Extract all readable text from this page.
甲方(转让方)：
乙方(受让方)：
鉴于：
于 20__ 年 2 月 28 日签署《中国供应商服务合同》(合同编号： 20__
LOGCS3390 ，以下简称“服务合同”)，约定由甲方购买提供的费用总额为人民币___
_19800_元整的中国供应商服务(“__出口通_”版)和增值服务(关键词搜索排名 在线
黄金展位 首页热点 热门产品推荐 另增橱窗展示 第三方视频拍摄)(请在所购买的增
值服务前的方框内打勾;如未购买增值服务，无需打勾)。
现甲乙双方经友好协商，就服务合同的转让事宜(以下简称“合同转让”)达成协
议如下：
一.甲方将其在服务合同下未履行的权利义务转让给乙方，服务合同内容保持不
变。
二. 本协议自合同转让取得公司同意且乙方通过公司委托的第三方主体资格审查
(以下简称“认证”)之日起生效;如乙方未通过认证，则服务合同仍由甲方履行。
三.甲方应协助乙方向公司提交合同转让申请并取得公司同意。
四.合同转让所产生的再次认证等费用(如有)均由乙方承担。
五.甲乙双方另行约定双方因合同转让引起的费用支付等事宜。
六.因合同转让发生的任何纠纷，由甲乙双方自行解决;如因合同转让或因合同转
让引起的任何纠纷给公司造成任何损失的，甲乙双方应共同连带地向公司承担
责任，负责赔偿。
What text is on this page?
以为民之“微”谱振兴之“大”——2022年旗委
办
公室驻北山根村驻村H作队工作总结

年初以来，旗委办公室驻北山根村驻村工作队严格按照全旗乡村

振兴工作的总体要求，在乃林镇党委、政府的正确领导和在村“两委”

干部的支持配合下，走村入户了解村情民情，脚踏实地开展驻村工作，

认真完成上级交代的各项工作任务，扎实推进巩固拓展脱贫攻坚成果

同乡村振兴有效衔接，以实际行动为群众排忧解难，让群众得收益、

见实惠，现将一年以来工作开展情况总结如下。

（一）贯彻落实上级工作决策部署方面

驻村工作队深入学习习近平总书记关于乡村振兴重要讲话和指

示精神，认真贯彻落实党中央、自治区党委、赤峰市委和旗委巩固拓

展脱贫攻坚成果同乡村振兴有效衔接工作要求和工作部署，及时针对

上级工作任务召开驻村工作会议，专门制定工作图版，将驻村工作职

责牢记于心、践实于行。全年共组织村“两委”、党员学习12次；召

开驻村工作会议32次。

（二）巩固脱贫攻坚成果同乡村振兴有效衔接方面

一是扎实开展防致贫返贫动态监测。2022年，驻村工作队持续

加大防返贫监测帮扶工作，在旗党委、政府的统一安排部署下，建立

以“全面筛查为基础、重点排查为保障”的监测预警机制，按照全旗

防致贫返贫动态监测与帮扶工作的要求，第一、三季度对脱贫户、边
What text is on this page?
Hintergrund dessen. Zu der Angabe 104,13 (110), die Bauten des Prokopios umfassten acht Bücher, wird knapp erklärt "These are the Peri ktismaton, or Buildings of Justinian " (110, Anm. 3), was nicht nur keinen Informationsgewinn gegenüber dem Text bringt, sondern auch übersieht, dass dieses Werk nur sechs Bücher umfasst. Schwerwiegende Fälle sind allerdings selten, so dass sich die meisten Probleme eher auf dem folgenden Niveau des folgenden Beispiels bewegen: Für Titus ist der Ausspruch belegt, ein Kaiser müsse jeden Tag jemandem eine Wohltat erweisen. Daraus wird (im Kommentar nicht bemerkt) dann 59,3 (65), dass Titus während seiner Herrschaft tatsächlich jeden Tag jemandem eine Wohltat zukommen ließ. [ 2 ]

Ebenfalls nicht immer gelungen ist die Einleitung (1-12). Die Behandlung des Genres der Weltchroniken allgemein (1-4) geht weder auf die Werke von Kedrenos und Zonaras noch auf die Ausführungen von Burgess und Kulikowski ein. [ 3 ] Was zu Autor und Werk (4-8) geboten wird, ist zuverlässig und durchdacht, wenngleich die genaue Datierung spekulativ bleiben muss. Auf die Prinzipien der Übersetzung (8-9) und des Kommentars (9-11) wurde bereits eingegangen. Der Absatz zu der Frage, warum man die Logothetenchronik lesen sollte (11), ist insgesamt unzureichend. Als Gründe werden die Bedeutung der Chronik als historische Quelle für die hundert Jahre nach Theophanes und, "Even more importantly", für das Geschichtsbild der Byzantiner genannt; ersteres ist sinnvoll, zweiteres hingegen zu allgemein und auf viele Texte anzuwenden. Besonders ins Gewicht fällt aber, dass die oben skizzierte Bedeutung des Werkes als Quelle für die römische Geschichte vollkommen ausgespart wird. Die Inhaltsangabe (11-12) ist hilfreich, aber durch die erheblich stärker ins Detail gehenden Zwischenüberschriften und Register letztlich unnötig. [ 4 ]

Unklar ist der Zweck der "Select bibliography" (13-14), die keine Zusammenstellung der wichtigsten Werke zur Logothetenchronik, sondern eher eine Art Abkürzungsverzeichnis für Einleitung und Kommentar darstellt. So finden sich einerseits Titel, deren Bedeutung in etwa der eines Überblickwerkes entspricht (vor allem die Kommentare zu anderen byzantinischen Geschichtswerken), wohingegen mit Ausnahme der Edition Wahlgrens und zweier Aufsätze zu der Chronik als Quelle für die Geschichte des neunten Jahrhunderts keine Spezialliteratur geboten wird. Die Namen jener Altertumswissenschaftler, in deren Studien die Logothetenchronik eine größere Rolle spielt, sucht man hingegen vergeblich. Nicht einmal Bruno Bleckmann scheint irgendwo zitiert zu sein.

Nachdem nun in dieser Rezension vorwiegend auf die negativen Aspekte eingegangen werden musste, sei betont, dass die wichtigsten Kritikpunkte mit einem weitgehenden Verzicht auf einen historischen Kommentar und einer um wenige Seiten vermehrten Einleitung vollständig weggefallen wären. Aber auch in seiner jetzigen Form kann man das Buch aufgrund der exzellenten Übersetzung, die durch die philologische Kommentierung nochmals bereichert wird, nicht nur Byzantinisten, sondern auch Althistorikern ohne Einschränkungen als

========

Every line of the listing that holds "以下简称" is to be counted; give only the resulting number.

3